Objective |
Give every entry again, word for word and in full.

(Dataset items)
>>

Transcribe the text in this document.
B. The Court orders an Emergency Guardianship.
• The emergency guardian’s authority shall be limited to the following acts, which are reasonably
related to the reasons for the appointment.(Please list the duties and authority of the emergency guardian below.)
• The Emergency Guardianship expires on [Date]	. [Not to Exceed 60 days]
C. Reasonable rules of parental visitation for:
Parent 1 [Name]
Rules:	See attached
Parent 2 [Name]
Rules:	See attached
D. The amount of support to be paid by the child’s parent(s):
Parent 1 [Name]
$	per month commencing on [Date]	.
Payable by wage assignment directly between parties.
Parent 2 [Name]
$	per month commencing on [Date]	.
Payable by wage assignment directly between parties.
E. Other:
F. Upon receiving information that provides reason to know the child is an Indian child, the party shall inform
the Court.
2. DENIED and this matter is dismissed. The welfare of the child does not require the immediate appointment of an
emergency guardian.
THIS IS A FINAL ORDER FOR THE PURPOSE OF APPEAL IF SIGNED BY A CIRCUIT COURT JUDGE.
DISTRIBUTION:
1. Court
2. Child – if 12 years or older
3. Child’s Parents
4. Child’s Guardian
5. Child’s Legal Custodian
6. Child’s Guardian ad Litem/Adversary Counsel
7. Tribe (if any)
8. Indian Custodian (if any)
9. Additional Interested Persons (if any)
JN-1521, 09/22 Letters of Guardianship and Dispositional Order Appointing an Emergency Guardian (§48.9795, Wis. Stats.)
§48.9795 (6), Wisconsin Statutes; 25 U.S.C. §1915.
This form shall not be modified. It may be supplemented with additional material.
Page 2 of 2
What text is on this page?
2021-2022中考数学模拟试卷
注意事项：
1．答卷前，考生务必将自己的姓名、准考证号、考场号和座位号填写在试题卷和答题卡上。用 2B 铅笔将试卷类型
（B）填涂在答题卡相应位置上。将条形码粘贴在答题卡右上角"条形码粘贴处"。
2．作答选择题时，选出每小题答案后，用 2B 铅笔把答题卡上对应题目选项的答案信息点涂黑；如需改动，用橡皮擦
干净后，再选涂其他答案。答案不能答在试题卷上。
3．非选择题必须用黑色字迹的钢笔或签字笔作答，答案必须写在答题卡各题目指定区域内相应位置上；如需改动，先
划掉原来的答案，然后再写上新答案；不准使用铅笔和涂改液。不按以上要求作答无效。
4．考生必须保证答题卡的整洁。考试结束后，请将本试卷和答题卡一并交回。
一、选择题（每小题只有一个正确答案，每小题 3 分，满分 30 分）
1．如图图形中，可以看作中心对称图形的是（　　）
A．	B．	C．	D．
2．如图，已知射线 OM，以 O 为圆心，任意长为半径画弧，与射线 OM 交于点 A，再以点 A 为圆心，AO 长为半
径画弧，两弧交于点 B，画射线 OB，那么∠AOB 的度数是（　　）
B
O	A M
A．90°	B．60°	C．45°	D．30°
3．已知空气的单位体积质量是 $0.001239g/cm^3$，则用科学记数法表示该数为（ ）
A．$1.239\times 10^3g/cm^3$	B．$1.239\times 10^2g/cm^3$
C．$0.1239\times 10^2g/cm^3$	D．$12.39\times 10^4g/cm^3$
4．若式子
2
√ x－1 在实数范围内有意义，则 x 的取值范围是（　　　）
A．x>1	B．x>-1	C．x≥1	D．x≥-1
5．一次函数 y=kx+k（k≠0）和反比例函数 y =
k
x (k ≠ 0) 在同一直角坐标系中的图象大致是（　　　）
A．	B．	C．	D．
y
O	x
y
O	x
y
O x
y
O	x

<<

Response for this exercise |
Transcribe the text in this document.
B. The Court orders an Emergency Guardianship.
• The emergency guardian’s authority shall be limited to the following acts, which are reasonably
related to the reasons for the appointment.(Please list the duties and authority of the emergency guardian below.)
• The Emergency Guardianship expires on [Date]	. [Not to Exceed 60 days]
C. Reasonable rules of parental visitation for:
Parent 1 [Name]
Rules:	See attached
Parent 2 [Name]
Rules:	See attached
D. The amount of support to be paid by the child’s parent(s):
Parent 1 [Name]
$	per month commencing on [Date]	.
Payable by wage assignment directly between parties.
Parent 2 [Name]
$	per month commencing on [Date]	.
Payable by wage assignment directly between parties.
E. Other:
F. Upon receiving information that provides reason to know the child is an Indian child, the party shall inform
the Court.
2. DENIED and this matter is dismissed. The welfare of the child does not require the immediate appointment of an
emergency guardian.
THIS IS A FINAL ORDER FOR THE PURPOSE OF APPEAL IF SIGNED BY A CIRCUIT COURT JUDGE.
DISTRIBUTION:
1. Court
2. Child – if 12 years or older
3. Child’s Parents
4. Child’s Guardian
5. Child’s Legal Custodian
6. Child’s Guardian ad Litem/Adversary Counsel
7. Tribe (if any)
8. Indian Custodian (if any)
9. Additional Interested Persons (if any)
JN-1521, 09/22 Letters of Guardianship and Dispositional Order Appointing an Emergency Guardian (§48.9795, Wis. Stats.)
§48.9795 (6), Wisconsin Statutes; 25 U.S.C. §1915.
This form shall not be modified. It may be supplemented with additional material.
Page 2 of 2
What text is on this page?
2021-2022中考数学模拟试卷
注意事项：
1．答卷前，考生务必将自己的姓名、准考证号、考场号和座位号填写在试题卷和答题卡上。用 2B 铅笔将试卷类型
（B）填涂在答题卡相应位置上。将条形码粘贴在答题卡右上角"条形码粘贴处"。
2．作答选择题时，选出每小题答案后，用 2B 铅笔把答题卡上对应题目选项的答案信息点涂黑；如需改动，用橡皮擦
干净后，再选涂其他答案。答案不能答在试题卷上。
3．非选择题必须用黑色字迹的钢笔或签字笔作答，答案必须写在答题卡各题目指定区域内相应位置上；如需改动，先
划掉原来的答案，然后再写上新答案；不准使用铅笔和涂改液。不按以上要求作答无效。
4．考生必须保证答题卡的整洁。考试结束后，请将本试卷和答题卡一并交回。
一、选择题（每小题只有一个正确答案，每小题 3 分，满分 30 分）
1．如图图形中，可以看作中心对称图形的是（　　）
A．	B．	C．	D．
2．如图，已知射线 OM，以 O 为圆心，任意长为半径画弧，与射线 OM 交于点 A，再以点 A 为圆心，AO 长为半
径画弧，两弧交于点 B，画射线 OB，那么∠AOB 的度数是（　　）
B
O	A M
A．90°	B．60°	C．45°	D．30°
3．已知空气的单位体积质量是 $0.001239g/cm^3$，则用科学记数法表示该数为（ ）
A．$1.239\times 10^3g/cm^3$	B．$1.239\times 10^2g/cm^3$
C．$0.1239\times 10^2g/cm^3$	D．$12.39\times 10^4g/cm^3$
4．若式子
2
√ x－1 在实数范围内有意义，则 x 的取值范围是（　　　）
A．x>1	B．x>-1	C．x≥1	D．x≥-1
5．一次函数 y=kx+k（k≠0）和反比例函数 y =
k
x (k ≠ 0) 在同一直角坐标系中的图象大致是（　　　）
A．	B．	C．	D．
y
O	x
y
O	x
y
O x
y
O	x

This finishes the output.